**What the task asks**
From the listing below, pick out each line with the word "SOCSO".

**Dataset**

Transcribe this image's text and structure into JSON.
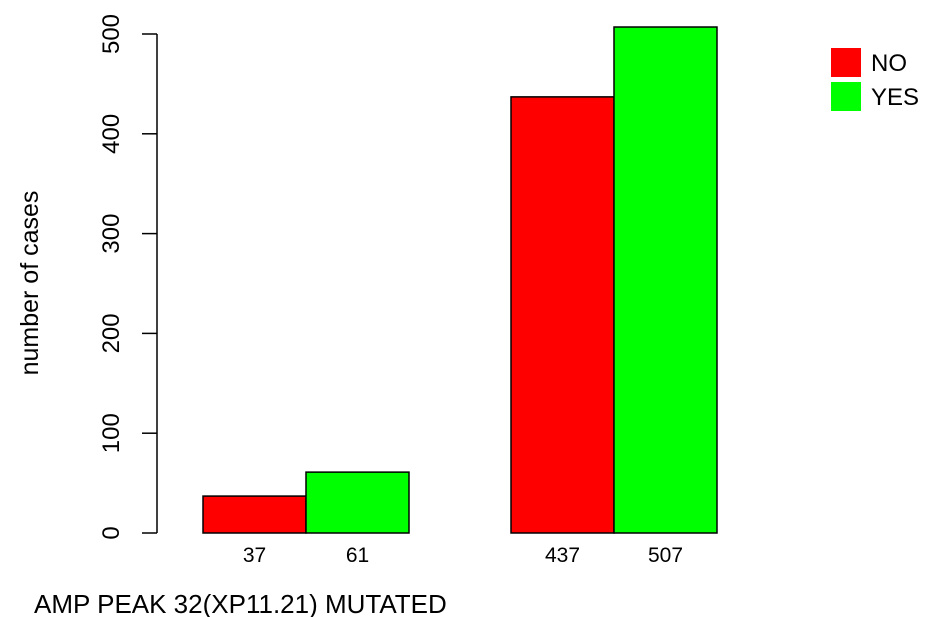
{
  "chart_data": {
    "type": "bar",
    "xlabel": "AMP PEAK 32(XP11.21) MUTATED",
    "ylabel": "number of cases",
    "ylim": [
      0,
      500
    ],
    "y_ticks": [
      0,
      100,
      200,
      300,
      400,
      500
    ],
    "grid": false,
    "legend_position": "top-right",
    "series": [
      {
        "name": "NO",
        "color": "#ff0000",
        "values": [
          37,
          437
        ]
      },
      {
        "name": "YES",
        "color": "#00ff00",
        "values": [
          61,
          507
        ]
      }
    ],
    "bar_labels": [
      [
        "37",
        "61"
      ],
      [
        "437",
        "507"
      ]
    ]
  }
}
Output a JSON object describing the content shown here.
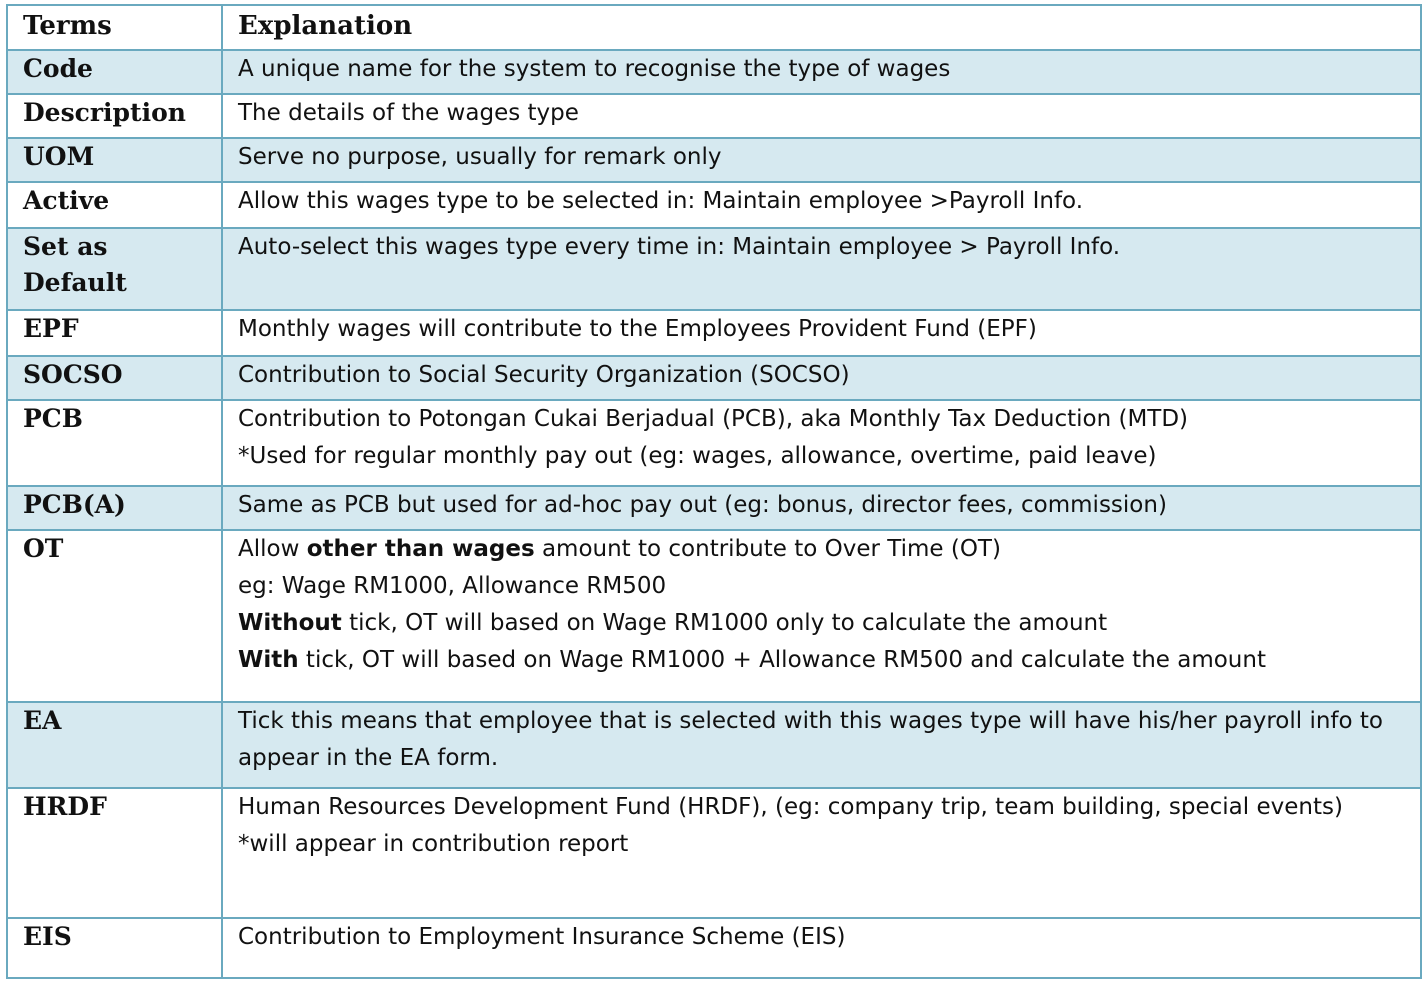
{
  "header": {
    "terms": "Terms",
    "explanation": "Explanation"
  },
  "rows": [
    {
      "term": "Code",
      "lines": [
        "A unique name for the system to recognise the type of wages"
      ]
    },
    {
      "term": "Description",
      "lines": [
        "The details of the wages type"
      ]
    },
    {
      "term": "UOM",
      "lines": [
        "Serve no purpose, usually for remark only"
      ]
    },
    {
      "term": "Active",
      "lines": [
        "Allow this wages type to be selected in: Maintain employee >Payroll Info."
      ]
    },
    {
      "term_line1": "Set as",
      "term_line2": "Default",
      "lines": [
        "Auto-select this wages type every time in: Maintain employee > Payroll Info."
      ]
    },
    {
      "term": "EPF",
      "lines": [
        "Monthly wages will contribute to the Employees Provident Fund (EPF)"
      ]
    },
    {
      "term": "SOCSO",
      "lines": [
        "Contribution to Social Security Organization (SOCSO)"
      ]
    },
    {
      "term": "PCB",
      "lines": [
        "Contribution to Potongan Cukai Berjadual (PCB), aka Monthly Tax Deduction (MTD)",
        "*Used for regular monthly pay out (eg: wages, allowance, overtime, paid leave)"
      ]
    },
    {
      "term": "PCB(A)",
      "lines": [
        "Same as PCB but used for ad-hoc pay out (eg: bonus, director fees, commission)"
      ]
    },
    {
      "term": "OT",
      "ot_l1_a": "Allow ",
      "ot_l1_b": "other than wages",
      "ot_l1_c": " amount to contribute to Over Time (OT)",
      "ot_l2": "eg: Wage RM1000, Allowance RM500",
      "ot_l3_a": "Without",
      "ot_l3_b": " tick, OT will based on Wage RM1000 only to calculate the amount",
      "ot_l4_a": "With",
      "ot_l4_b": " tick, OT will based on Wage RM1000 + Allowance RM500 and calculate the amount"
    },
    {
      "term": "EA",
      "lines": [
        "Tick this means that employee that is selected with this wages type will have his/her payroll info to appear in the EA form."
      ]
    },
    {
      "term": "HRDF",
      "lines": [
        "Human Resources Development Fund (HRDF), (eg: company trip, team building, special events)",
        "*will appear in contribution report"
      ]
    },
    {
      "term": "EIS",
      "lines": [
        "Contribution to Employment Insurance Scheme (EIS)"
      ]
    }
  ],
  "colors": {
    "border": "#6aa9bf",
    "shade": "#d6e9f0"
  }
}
...
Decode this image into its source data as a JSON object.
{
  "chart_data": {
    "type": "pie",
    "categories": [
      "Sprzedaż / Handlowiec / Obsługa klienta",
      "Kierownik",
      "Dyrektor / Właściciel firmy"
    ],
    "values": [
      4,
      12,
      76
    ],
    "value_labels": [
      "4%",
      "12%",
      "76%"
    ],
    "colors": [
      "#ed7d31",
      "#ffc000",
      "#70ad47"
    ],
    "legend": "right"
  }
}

**Written solution**
      "term": "SOCSO",
        "Contribution to Social Security Organization (SOCSO)"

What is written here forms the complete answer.